> **Exercise prompt**
Gather every line from the entries below that includes "Engineering".

> **Material provided**
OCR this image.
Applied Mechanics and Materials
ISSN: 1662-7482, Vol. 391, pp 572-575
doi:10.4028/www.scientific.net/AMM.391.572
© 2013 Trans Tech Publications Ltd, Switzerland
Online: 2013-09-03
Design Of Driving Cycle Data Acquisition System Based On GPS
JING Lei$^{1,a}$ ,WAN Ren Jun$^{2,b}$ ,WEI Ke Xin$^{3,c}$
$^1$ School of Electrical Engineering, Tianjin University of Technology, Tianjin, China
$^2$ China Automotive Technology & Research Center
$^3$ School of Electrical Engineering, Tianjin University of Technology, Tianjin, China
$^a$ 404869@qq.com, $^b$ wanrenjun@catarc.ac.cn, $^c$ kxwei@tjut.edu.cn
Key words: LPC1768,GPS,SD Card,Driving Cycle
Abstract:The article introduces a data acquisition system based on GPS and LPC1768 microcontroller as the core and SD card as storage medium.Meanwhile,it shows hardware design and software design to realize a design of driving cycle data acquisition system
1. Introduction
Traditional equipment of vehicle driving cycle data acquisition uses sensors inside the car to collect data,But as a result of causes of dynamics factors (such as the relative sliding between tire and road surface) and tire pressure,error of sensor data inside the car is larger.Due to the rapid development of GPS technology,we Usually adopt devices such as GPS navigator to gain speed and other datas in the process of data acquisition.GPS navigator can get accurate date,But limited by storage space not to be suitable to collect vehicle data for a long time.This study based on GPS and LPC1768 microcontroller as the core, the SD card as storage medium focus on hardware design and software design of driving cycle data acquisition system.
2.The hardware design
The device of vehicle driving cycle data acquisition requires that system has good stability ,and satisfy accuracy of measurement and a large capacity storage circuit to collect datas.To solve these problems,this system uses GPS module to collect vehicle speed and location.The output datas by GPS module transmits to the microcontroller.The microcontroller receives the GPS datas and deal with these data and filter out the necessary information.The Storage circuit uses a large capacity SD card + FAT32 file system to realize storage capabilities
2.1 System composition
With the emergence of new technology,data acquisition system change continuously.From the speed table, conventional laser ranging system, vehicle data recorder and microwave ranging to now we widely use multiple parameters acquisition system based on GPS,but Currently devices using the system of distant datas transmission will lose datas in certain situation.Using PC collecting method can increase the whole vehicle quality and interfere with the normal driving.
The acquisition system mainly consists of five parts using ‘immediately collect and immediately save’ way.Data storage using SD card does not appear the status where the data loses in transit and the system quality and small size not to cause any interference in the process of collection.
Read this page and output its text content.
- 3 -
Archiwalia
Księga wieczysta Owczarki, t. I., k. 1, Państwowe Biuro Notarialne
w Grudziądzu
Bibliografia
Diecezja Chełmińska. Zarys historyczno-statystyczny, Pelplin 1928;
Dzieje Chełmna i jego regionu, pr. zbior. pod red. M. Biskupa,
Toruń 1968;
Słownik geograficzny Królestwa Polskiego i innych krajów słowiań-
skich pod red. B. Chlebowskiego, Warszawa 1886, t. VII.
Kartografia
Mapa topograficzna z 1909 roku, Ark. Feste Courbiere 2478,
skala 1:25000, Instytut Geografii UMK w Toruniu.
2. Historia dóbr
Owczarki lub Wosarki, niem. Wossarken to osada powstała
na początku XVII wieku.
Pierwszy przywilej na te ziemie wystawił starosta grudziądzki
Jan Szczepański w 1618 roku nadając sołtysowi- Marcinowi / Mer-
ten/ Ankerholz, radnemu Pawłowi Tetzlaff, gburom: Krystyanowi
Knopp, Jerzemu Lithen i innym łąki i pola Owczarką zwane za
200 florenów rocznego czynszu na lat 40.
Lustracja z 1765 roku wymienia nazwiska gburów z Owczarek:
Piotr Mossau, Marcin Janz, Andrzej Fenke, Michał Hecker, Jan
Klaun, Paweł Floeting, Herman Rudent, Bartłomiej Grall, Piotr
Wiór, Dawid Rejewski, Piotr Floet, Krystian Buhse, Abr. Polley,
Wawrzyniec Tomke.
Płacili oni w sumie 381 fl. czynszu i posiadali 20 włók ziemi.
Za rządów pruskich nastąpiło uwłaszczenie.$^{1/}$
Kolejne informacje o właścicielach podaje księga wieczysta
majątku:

> **Completed task**
$^1$ School of Electrical Engineering, Tianjin University of Technology, Tianjin, China
$^3$ School of Electrical Engineering, Tianjin University of Technology, Tianjin, China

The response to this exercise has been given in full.